-- start of PROVIDED MATERIAL --
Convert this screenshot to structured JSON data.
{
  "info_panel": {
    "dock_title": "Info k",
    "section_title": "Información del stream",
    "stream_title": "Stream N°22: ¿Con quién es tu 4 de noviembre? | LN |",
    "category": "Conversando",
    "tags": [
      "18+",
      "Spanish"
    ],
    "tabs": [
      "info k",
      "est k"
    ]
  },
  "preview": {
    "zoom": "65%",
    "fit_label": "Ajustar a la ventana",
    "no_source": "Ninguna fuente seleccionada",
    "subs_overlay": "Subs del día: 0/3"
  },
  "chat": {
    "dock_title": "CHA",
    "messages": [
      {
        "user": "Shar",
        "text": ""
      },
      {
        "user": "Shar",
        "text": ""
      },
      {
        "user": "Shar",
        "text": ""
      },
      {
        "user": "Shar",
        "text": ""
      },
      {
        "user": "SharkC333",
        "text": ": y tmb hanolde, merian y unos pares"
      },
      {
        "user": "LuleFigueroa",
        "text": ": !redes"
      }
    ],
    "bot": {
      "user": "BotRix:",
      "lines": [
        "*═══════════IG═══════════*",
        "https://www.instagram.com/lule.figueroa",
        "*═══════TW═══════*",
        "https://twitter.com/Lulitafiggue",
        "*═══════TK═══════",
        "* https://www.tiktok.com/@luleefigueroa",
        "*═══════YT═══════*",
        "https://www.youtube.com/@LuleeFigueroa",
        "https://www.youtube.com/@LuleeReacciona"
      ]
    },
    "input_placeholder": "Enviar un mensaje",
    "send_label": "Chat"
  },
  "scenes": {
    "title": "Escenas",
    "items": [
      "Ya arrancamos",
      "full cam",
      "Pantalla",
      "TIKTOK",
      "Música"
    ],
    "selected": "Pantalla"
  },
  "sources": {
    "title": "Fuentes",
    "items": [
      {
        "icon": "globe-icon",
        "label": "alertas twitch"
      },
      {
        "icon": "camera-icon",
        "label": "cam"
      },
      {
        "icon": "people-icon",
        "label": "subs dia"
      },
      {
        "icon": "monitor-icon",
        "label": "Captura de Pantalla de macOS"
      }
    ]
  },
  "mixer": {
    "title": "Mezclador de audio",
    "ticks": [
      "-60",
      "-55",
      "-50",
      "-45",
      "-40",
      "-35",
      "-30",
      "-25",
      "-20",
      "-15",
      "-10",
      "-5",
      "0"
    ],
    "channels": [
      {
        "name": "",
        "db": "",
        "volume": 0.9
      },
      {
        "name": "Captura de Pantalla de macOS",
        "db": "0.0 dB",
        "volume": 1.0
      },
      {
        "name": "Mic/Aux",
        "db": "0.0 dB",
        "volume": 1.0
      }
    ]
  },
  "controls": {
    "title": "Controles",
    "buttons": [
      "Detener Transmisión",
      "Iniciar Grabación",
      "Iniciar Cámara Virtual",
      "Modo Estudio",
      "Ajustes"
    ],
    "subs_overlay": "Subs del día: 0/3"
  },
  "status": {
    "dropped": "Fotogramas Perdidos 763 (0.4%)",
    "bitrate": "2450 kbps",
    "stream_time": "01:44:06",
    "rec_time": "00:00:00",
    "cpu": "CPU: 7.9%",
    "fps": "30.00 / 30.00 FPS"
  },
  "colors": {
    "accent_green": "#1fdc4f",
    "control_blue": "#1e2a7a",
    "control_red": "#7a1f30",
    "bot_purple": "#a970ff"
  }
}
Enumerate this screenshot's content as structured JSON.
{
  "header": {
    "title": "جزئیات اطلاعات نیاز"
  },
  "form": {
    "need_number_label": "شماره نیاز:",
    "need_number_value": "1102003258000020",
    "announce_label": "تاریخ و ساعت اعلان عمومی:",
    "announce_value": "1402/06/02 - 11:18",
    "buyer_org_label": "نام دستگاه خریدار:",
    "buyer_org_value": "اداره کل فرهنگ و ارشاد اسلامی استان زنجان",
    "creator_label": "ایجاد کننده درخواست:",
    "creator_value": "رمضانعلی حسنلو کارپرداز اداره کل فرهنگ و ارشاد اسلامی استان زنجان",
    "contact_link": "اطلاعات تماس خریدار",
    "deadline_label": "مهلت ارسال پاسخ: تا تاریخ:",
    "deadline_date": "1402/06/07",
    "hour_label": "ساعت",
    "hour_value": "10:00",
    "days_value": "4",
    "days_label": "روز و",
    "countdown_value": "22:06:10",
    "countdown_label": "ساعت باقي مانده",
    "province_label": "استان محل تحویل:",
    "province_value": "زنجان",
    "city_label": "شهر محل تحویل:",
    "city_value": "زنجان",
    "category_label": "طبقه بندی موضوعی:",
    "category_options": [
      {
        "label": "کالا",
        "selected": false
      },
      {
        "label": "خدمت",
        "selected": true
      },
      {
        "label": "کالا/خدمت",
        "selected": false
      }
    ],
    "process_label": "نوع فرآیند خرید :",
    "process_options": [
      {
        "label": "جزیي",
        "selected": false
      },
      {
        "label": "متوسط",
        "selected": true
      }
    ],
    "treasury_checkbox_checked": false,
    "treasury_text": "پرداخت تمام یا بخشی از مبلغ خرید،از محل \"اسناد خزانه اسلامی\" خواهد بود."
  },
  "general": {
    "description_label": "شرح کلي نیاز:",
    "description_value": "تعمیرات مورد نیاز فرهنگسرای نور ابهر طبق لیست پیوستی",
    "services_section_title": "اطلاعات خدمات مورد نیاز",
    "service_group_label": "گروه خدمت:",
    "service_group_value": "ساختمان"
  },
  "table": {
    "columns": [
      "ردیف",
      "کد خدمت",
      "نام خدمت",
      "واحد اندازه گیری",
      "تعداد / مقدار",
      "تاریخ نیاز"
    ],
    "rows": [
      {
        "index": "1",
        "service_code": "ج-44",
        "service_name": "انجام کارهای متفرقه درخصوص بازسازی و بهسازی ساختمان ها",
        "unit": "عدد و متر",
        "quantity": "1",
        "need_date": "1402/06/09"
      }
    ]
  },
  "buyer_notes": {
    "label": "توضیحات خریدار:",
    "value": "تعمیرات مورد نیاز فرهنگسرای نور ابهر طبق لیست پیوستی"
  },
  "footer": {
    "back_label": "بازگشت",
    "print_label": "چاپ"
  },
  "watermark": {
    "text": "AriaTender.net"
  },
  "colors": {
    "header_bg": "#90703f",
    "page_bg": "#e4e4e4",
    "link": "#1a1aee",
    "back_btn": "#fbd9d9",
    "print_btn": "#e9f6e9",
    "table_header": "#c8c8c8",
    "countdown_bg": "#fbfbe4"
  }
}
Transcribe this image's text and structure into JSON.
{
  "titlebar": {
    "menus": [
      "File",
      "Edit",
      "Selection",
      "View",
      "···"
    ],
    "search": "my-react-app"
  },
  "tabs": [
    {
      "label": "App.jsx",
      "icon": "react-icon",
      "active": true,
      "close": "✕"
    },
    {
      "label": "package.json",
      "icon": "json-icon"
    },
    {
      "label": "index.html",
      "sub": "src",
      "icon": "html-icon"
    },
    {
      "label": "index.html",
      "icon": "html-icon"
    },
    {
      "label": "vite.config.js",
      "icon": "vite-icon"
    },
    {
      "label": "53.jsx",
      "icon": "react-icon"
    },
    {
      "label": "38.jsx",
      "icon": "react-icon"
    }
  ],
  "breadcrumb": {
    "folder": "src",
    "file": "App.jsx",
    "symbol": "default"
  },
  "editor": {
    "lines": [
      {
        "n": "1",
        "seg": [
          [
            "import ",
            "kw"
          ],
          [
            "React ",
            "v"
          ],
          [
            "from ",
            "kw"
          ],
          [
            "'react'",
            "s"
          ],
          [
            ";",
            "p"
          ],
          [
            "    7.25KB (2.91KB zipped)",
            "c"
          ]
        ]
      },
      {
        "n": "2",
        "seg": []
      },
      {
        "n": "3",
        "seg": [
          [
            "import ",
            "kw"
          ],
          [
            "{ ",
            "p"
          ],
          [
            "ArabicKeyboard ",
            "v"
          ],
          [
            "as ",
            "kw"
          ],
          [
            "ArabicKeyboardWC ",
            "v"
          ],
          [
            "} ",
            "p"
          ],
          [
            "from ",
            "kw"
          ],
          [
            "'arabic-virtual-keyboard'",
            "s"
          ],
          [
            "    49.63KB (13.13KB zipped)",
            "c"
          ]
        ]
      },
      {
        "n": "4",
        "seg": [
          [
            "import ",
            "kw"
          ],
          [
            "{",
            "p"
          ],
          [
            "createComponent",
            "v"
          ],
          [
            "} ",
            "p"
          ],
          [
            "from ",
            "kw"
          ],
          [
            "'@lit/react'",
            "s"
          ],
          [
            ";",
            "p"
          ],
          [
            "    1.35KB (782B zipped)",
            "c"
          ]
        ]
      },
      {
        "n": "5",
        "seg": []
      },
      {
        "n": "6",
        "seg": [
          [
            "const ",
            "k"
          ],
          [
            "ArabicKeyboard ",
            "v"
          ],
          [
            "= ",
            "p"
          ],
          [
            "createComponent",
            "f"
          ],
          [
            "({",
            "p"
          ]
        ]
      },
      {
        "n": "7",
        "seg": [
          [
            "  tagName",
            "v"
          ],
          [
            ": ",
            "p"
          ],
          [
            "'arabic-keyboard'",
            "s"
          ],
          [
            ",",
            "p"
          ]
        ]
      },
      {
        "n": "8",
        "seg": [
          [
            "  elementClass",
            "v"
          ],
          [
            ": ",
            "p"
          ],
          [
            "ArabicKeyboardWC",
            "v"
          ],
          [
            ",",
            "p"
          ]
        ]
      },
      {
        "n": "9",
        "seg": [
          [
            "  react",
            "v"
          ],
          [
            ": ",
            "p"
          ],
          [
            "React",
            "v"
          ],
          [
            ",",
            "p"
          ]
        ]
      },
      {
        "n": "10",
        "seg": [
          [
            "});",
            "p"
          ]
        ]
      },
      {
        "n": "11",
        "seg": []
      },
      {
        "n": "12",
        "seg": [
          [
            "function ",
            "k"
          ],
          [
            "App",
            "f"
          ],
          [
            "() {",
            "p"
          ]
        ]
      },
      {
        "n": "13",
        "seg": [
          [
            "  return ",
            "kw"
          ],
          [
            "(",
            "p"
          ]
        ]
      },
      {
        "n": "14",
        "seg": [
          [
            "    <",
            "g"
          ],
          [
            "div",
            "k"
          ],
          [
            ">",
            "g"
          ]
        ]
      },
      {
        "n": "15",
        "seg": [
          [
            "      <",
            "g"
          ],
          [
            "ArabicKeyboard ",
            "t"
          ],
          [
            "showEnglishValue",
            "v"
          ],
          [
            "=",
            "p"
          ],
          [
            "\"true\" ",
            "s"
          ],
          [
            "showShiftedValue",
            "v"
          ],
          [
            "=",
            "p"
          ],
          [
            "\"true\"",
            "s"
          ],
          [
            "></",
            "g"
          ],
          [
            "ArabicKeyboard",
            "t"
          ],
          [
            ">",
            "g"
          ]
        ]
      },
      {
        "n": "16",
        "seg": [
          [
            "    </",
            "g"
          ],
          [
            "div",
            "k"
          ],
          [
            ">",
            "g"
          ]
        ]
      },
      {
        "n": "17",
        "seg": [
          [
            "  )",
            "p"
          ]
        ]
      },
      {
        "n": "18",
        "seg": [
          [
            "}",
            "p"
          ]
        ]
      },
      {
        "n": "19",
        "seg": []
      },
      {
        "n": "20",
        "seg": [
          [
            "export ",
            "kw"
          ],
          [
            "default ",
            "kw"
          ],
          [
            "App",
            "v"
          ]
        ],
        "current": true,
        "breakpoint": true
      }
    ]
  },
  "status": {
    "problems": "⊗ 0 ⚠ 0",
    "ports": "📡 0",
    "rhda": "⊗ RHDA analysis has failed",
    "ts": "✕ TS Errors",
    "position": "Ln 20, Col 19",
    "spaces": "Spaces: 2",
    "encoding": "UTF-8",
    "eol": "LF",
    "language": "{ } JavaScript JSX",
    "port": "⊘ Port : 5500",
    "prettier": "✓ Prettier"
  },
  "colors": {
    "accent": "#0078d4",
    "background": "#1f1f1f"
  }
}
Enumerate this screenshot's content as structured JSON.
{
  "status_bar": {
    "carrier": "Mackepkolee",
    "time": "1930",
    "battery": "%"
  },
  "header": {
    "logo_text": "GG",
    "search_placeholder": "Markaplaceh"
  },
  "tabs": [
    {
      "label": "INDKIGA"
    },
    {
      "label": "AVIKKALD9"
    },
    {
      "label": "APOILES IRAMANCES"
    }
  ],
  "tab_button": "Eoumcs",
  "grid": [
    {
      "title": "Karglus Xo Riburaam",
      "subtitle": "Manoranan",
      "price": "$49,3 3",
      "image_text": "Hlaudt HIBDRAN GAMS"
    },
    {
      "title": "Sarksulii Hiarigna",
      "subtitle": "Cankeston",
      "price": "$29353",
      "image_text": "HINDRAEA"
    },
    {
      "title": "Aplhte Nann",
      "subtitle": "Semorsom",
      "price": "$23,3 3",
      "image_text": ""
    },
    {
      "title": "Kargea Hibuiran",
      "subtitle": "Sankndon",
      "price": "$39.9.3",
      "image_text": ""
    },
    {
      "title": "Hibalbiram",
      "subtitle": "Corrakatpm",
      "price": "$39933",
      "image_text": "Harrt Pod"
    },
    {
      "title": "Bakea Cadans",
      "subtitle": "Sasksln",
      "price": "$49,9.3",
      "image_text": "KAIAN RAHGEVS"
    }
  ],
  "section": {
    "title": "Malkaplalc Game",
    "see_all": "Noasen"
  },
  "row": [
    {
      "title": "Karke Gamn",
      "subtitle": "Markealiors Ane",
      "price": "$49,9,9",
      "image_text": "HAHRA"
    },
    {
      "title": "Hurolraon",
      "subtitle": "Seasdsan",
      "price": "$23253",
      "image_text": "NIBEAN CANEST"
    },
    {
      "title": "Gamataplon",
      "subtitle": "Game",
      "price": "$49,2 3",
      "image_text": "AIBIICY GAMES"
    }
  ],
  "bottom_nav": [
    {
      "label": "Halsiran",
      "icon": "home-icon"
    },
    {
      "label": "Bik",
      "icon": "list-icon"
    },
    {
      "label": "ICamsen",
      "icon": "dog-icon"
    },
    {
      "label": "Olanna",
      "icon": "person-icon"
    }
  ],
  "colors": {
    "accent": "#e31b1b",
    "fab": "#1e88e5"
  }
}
-- end of PROVIDED MATERIAL --
*WRITTEN TASK:* Tally the lines of the data that contain the string "تعمیرات" and report the total alone.

*ANSWER TO THE TASK:* 2